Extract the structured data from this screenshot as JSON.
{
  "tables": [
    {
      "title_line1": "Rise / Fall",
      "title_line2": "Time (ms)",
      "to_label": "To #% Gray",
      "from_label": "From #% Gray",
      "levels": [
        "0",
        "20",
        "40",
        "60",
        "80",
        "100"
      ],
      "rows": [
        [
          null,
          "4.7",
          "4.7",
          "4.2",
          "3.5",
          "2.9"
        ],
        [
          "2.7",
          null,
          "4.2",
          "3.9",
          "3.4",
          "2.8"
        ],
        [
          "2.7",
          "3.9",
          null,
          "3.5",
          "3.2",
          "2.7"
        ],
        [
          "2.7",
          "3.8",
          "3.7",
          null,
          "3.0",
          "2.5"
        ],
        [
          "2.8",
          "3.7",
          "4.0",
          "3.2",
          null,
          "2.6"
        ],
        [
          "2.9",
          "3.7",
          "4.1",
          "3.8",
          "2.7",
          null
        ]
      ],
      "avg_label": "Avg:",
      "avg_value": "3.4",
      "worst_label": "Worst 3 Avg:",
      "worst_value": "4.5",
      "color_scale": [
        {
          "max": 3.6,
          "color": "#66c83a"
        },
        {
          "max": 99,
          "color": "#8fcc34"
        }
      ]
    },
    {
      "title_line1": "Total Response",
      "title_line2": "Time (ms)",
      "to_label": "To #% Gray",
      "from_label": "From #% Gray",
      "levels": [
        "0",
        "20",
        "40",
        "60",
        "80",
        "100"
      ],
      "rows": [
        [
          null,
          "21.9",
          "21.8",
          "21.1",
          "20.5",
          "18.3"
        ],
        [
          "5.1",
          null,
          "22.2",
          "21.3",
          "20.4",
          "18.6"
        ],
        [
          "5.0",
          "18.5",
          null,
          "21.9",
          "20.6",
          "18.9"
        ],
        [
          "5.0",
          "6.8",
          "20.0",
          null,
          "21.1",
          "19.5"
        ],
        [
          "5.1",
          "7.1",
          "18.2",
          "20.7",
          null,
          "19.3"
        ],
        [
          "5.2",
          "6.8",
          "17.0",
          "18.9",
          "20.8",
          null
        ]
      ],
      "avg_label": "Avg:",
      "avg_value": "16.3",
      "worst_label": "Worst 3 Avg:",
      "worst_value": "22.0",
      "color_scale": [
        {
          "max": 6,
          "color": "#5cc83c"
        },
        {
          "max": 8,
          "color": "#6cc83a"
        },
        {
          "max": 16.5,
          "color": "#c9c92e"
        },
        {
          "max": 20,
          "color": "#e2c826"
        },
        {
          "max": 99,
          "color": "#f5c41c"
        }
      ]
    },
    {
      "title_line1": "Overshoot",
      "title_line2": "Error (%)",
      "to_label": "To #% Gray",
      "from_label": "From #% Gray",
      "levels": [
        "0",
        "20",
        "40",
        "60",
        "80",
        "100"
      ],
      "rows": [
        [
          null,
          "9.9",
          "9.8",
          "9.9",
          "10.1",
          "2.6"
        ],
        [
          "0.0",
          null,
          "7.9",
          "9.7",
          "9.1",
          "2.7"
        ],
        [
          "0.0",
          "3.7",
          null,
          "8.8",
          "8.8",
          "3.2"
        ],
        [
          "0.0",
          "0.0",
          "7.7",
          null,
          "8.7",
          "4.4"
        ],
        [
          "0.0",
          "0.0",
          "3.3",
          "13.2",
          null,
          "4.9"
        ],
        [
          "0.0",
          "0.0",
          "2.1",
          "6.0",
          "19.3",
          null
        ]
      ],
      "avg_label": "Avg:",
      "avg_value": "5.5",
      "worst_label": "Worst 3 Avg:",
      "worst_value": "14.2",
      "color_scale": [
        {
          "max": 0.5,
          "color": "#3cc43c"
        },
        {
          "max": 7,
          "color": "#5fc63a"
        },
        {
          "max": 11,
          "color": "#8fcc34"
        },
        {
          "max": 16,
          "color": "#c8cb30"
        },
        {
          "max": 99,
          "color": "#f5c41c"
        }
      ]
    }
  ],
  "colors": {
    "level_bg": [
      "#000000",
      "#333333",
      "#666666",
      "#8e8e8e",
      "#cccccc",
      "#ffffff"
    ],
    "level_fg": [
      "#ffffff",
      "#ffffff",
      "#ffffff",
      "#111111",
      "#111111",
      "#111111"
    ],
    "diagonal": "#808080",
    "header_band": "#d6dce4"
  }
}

Work to be completed →
Write out all the entries exactly.

Task solution →
Extract the structured data from this screenshot as JSON.
{
  "tables": [
    {
      "title_line1": "Rise / Fall",
      "title_line2": "Time (ms)",
      "to_label": "To #% Gray",
      "from_label": "From #% Gray",
      "levels": [
        "0",
        "20",
        "40",
        "60",
        "80",
        "100"
      ],
      "rows": [
        [
          null,
          "4.7",
          "4.7",
          "4.2",
          "3.5",
          "2.9"
        ],
        [
          "2.7",
          null,
          "4.2",
          "3.9",
          "3.4",
          "2.8"
        ],
        [
          "2.7",
          "3.9",
          null,
          "3.5",
          "3.2",
          "2.7"
        ],
        [
          "2.7",
          "3.8",
          "3.7",
          null,
          "3.0",
          "2.5"
        ],
        [
          "2.8",
          "3.7",
          "4.0",
          "3.2",
          null,
          "2.6"
        ],
        [
          "2.9",
          "3.7",
          "4.1",
          "3.8",
          "2.7",
          null
        ]
      ],
      "avg_label": "Avg:",
      "avg_value": "3.4",
      "worst_label": "Worst 3 Avg:",
      "worst_value": "4.5",
      "color_scale": [
        {
          "max": 3.6,
          "color": "#66c83a"
        },
        {
          "max": 99,
          "color": "#8fcc34"
        }
      ]
    },
    {
      "title_line1": "Total Response",
      "title_line2": "Time (ms)",
      "to_label": "To #% Gray",
      "from_label": "From #% Gray",
      "levels": [
        "0",
        "20",
        "40",
        "60",
        "80",
        "100"
      ],
      "rows": [
        [
          null,
          "21.9",
          "21.8",
          "21.1",
          "20.5",
          "18.3"
        ],
        [
          "5.1",
          null,
          "22.2",
          "21.3",
          "20.4",
          "18.6"
        ],
        [
          "5.0",
          "18.5",
          null,
          "21.9",
          "20.6",
          "18.9"
        ],
        [
          "5.0",
          "6.8",
          "20.0",
          null,
          "21.1",
          "19.5"
        ],
        [
          "5.1",
          "7.1",
          "18.2",
          "20.7",
          null,
          "19.3"
        ],
        [
          "5.2",
          "6.8",
          "17.0",
          "18.9",
          "20.8",
          null
        ]
      ],
      "avg_label": "Avg:",
      "avg_value": "16.3",
      "worst_label": "Worst 3 Avg:",
      "worst_value": "22.0",
      "color_scale": [
        {
          "max": 6,
          "color": "#5cc83c"
        },
        {
          "max": 8,
          "color": "#6cc83a"
        },
        {
          "max": 16.5,
          "color": "#c9c92e"
        },
        {
          "max": 20,
          "color": "#e2c826"
        },
        {
          "max": 99,
          "color": "#f5c41c"
        }
      ]
    },
    {
      "title_line1": "Overshoot",
      "title_line2": "Error (%)",
      "to_label": "To #% Gray",
      "from_label": "From #% Gray",
      "levels": [
        "0",
        "20",
        "40",
        "60",
        "80",
        "100"
      ],
      "rows": [
        [
          null,
          "9.9",
          "9.8",
          "9.9",
          "10.1",
          "2.6"
        ],
        [
          "0.0",
          null,
          "7.9",
          "9.7",
          "9.1",
          "2.7"
        ],
        [
          "0.0",
          "3.7",
          null,
          "8.8",
          "8.8",
          "3.2"
        ],
        [
          "0.0",
          "0.0",
          "7.7",
          null,
          "8.7",
          "4.4"
        ],
        [
          "0.0",
          "0.0",
          "3.3",
          "13.2",
          null,
          "4.9"
        ],
        [
          "0.0",
          "0.0",
          "2.1",
          "6.0",
          "19.3",
          null
        ]
      ],
      "avg_label": "Avg:",
      "avg_value": "5.5",
      "worst_label": "Worst 3 Avg:",
      "worst_value": "14.2",
      "color_scale": [
        {
          "max": 0.5,
          "color": "#3cc43c"
        },
        {
          "max": 7,
          "color": "#5fc63a"
        },
        {
          "max": 11,
          "color": "#8fcc34"
        },
        {
          "max": 16,
          "color": "#c8cb30"
        },
        {
          "max": 99,
          "color": "#f5c41c"
        }
      ]
    }
  ],
  "colors": {
    "level_bg": [
      "#000000",
      "#333333",
      "#666666",
      "#8e8e8e",
      "#cccccc",
      "#ffffff"
    ],
    "level_fg": [
      "#ffffff",
      "#ffffff",
      "#ffffff",
      "#111111",
      "#111111",
      "#111111"
    ],
    "diagonal": "#808080",
    "header_band": "#d6dce4"
  }
}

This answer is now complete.